**TESTO DI PARTENZA**:
* * *

11/10/10

Jean Kwok, GIRL IN TRANSLATION

Londra, Pneguin, 2010

Strano questo bestseller, che per metà è una denuncia del lavoro alienante gestito in forme semilegali e sottopagate in una comunità cinese degli Stati Uniti e per l'altra metà è una storia americana di successo individuale dovuto alle opportunità previste per i meritevoli a livello scolastico e con ascesa verso la carriera.

La protagonista è, all'inizio della storia, la bambina undicenne Kim, emigrata assieme alla madre, ex insegnante di pianoforte, in America per raggiungere la zia, sorella della madre, che ha promesso un lavoro di badante del figlio e la condivisione della casa di classe media benestante, posseduta in funzione di un matrimonio con un emigrante fortunato: avrebbe dovuto sposarlo la madre della protagonista, ma lo ha invece sposato la zia in quanto la sorella ha fatto un matrimonio d'amore, anziché di interesse, tragicamente risoltosi nella vedovanza, da cui l'emigrazione con la perdita di status e di una certa, pur non doviziosa, sicurezza a livello di inserimento sociale e di sopravvivenza economica.

* * *

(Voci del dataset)
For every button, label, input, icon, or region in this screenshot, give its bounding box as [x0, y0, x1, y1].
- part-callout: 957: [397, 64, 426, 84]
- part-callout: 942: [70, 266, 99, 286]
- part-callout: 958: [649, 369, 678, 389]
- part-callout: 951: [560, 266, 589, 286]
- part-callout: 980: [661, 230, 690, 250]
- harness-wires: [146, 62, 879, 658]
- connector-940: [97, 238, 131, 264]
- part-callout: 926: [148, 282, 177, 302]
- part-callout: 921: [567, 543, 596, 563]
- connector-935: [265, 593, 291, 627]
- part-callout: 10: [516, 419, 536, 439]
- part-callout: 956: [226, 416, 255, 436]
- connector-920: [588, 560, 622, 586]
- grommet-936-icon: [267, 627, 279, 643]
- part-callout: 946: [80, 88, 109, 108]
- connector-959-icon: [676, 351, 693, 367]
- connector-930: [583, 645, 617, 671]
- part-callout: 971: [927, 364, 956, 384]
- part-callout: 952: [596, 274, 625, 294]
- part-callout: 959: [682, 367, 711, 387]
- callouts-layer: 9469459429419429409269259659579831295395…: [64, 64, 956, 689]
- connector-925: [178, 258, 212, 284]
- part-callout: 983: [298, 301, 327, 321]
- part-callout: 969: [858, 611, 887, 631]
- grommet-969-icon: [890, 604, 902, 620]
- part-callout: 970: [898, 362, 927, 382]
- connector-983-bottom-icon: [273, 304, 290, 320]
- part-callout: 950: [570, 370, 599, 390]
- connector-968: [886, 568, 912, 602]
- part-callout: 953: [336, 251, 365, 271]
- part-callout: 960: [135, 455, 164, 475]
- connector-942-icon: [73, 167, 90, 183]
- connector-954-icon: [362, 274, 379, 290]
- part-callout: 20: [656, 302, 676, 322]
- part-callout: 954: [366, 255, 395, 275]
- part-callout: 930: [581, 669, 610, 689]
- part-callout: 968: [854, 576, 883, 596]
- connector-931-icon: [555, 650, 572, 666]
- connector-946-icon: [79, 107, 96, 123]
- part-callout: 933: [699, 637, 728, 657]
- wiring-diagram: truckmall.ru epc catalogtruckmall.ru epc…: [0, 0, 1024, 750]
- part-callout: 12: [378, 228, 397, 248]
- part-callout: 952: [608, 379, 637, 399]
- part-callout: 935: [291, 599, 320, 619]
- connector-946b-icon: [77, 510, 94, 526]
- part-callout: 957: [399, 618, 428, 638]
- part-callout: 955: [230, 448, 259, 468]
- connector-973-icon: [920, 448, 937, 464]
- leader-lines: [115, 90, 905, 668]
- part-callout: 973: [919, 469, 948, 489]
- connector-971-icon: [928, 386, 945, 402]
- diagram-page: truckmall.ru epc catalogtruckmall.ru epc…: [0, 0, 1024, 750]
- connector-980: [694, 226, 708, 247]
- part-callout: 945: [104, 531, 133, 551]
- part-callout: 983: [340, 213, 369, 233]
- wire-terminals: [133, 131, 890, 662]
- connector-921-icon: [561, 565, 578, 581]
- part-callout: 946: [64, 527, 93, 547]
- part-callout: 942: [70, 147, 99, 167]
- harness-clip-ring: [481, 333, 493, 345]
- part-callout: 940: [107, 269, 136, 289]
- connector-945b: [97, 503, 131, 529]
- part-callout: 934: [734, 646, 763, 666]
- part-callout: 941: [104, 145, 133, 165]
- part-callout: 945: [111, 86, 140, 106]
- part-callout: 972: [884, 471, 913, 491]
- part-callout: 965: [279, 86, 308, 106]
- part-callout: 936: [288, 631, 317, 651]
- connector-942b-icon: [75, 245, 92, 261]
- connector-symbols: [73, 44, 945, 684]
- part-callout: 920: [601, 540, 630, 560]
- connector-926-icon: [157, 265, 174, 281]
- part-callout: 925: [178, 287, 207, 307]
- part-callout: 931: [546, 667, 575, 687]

* * *

**CONSEGNA**: Secondo la recensione, che lavoro faceva la madre di Kim prima di emigrare in America?

**RISULTATO**: Era insegnante di pianoforte.